INSTRUCTION:
Filter the listing and keep only the lines with the word "Tikka".
--- start EXTRACTED RECORDS ---
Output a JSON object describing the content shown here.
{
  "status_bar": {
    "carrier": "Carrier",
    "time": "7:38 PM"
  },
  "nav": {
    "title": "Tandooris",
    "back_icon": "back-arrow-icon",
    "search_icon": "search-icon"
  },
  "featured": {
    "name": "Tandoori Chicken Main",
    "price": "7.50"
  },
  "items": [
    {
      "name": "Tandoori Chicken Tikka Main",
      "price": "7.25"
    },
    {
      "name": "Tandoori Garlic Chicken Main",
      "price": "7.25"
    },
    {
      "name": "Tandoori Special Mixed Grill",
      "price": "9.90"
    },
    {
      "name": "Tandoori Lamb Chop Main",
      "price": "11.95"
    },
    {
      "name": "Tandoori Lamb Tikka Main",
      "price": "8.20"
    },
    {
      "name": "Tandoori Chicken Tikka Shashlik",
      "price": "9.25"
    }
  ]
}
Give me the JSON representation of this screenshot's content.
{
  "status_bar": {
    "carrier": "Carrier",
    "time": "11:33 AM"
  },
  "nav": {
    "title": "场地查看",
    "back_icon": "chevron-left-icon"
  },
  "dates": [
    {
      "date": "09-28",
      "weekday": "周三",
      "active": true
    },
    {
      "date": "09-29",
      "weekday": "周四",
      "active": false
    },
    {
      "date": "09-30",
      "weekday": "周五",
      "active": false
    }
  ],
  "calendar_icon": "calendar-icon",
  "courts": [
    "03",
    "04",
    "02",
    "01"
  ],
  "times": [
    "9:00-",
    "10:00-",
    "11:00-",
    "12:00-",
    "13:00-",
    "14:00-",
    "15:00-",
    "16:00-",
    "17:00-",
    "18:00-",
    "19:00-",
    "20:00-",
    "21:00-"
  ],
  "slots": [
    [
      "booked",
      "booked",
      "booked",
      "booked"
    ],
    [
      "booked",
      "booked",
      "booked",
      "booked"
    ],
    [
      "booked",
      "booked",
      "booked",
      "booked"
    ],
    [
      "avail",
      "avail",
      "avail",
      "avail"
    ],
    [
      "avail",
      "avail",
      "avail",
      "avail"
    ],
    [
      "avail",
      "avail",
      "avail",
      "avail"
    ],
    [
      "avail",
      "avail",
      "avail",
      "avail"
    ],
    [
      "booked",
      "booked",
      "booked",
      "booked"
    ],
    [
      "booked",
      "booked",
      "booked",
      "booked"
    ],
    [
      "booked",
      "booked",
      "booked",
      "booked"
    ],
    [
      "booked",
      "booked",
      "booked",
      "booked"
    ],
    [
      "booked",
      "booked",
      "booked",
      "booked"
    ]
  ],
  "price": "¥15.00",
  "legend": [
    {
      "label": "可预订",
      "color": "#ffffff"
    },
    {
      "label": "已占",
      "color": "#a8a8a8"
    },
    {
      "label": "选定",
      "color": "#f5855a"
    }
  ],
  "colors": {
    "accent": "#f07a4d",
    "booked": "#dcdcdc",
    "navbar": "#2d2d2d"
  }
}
--- end EXTRACTED RECORDS ---
SOLUTION FOR THIS TASK:
      "name": "Tandoori Chicken Tikka Main",
      "name": "Tandoori Lamb Tikka Main",
      "name": "Tandoori Chicken Tikka Shashlik",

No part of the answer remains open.